-- start of Task inputs --

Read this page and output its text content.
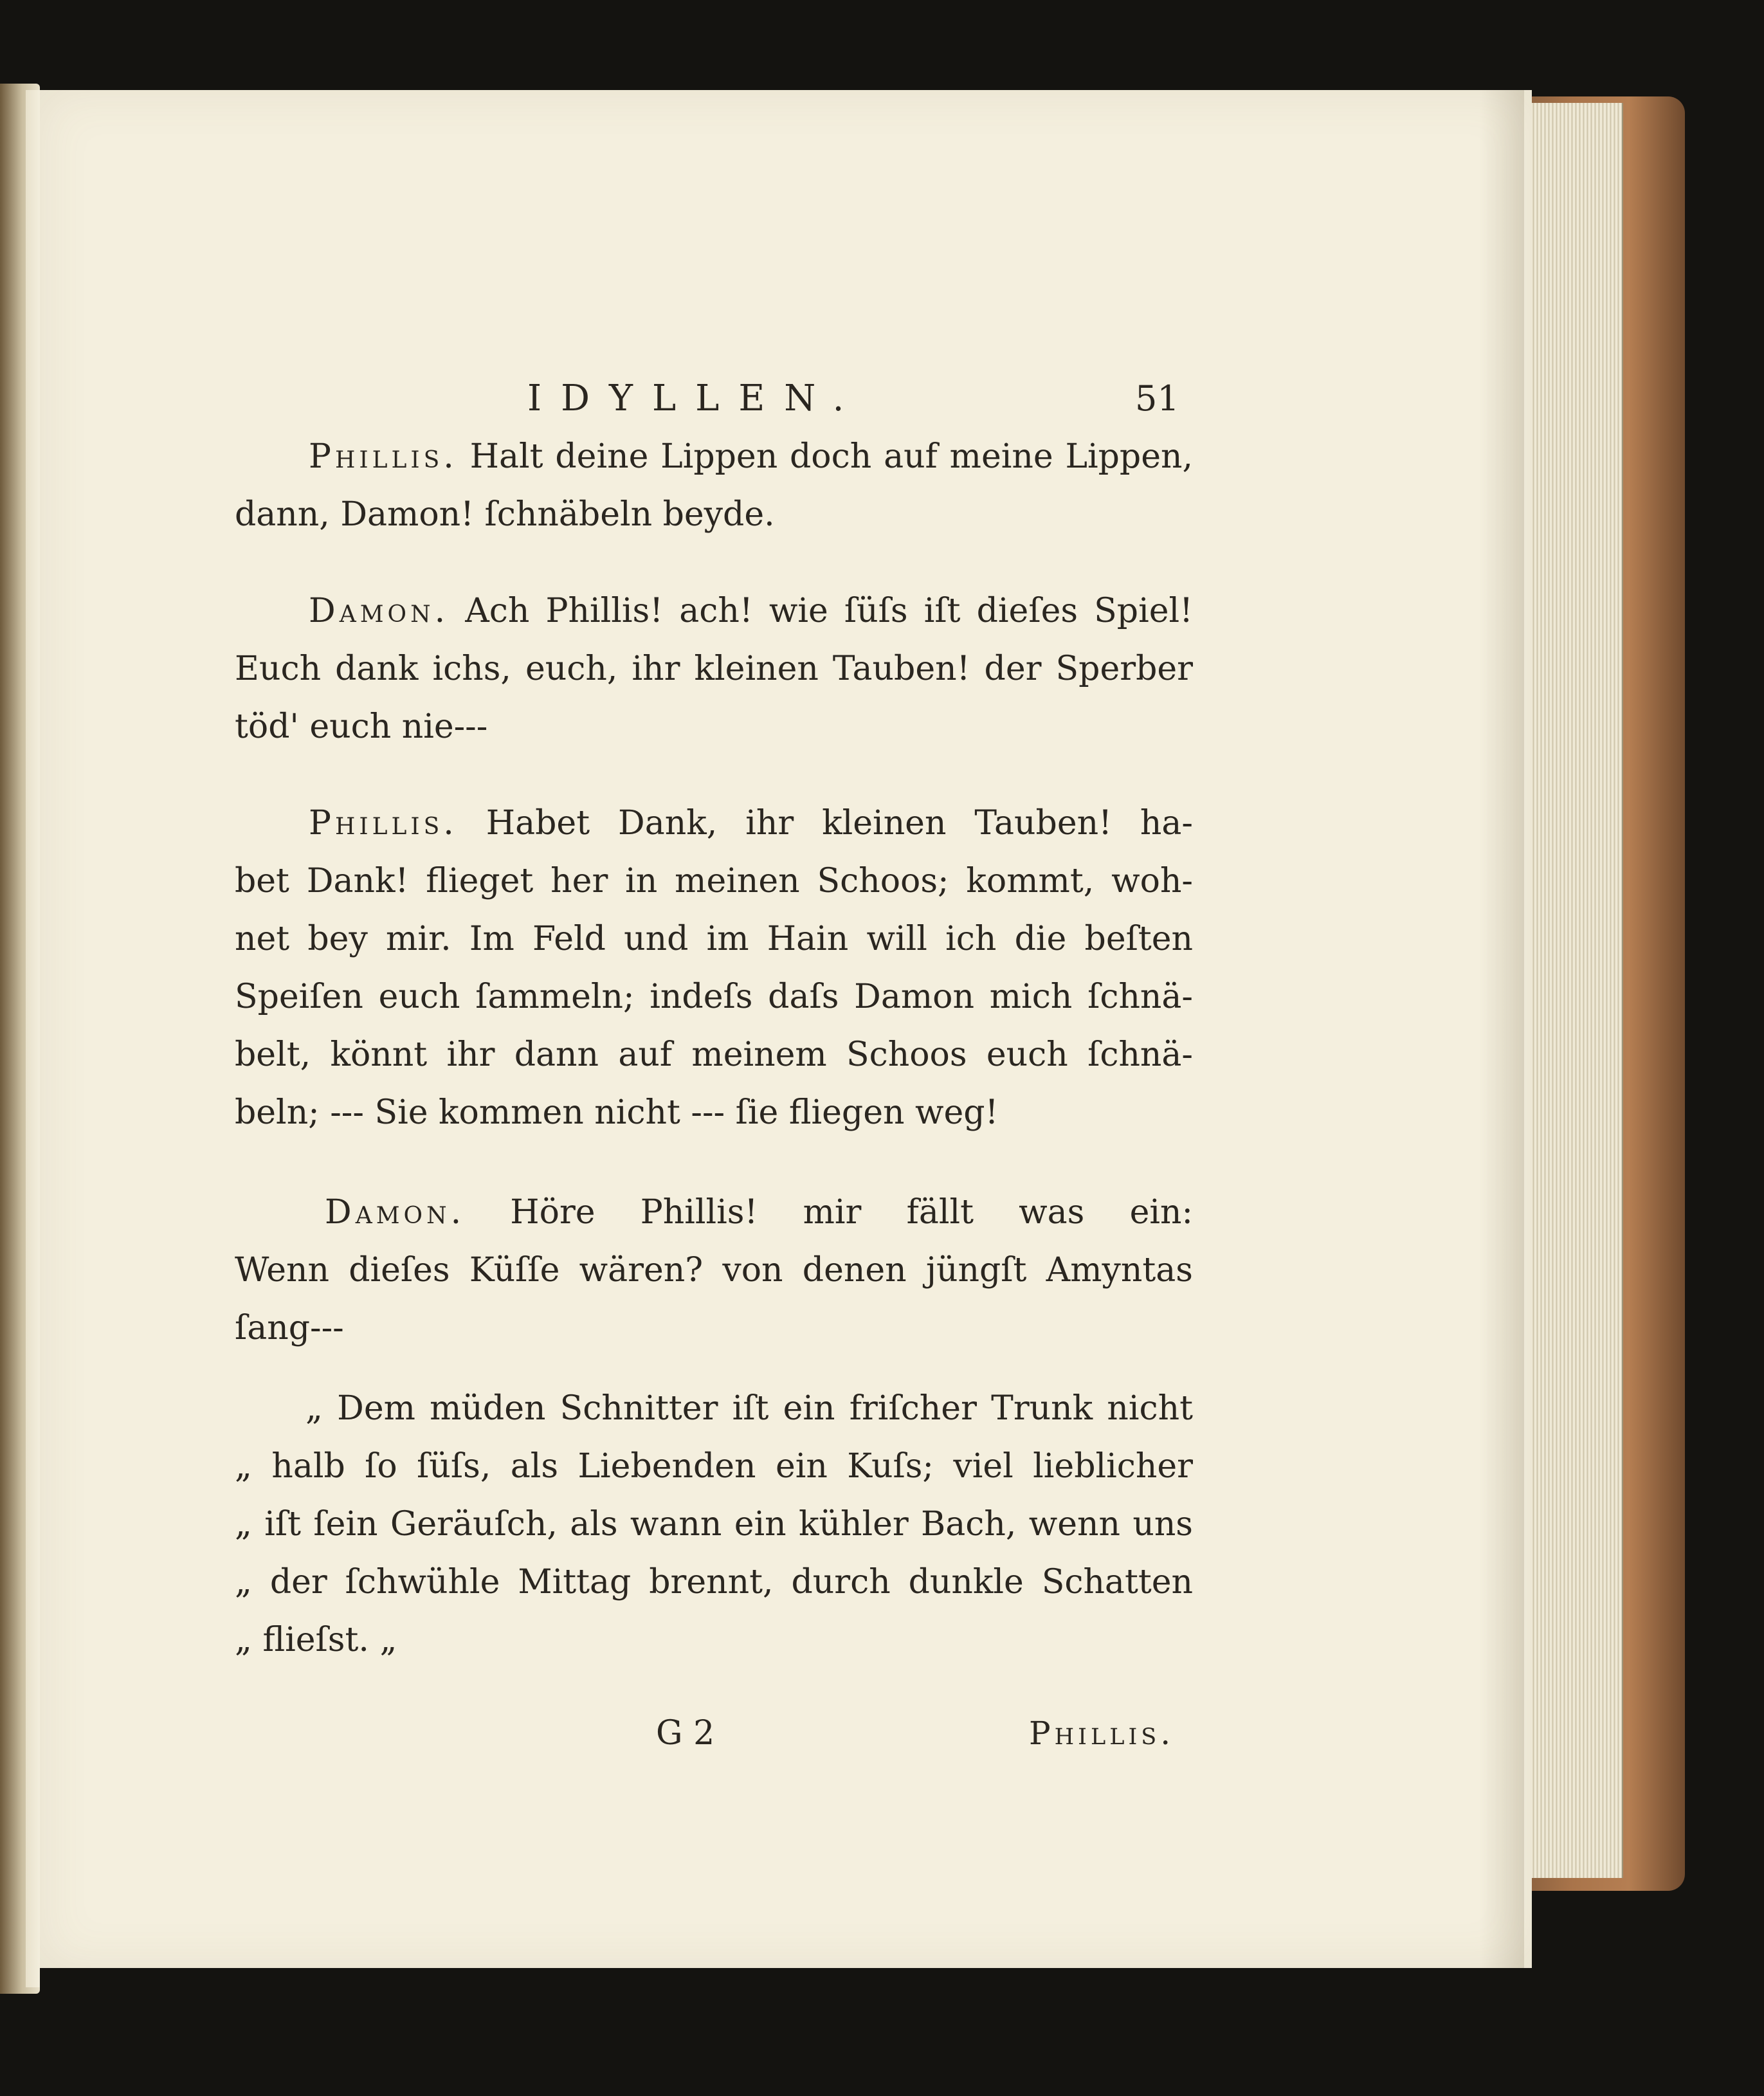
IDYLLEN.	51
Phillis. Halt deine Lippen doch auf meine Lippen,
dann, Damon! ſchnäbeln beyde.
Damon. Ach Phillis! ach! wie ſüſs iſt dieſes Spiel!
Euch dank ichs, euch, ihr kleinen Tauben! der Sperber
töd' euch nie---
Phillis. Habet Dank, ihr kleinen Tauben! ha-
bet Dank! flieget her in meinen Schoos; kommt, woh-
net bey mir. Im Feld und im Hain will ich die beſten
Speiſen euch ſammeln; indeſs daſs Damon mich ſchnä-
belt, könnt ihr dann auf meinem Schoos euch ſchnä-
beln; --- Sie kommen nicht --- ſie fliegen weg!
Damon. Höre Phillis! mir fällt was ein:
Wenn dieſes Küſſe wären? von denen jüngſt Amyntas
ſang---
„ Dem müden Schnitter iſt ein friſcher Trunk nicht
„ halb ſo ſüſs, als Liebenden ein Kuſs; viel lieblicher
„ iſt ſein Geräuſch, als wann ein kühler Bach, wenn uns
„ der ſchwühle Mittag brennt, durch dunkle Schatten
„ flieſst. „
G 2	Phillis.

-- end of Task inputs --

* **Task instructions**: Replicate the material above verbatim; images stay out of the copy.

* **Exercise answer**:
Read this page and output its text content.
IDYLLEN.	51
Phillis. Halt deine Lippen doch auf meine Lippen,
dann, Damon! ſchnäbeln beyde.
Damon. Ach Phillis! ach! wie ſüſs iſt dieſes Spiel!
Euch dank ichs, euch, ihr kleinen Tauben! der Sperber
töd' euch nie---
Phillis. Habet Dank, ihr kleinen Tauben! ha-
bet Dank! flieget her in meinen Schoos; kommt, woh-
net bey mir. Im Feld und im Hain will ich die beſten
Speiſen euch ſammeln; indeſs daſs Damon mich ſchnä-
belt, könnt ihr dann auf meinem Schoos euch ſchnä-
beln; --- Sie kommen nicht --- ſie fliegen weg!
Damon. Höre Phillis! mir fällt was ein:
Wenn dieſes Küſſe wären? von denen jüngſt Amyntas
ſang---
„ Dem müden Schnitter iſt ein friſcher Trunk nicht
„ halb ſo ſüſs, als Liebenden ein Kuſs; viel lieblicher
„ iſt ſein Geräuſch, als wann ein kühler Bach, wenn uns
„ der ſchwühle Mittag brennt, durch dunkle Schatten
„ flieſst. „
G 2	Phillis.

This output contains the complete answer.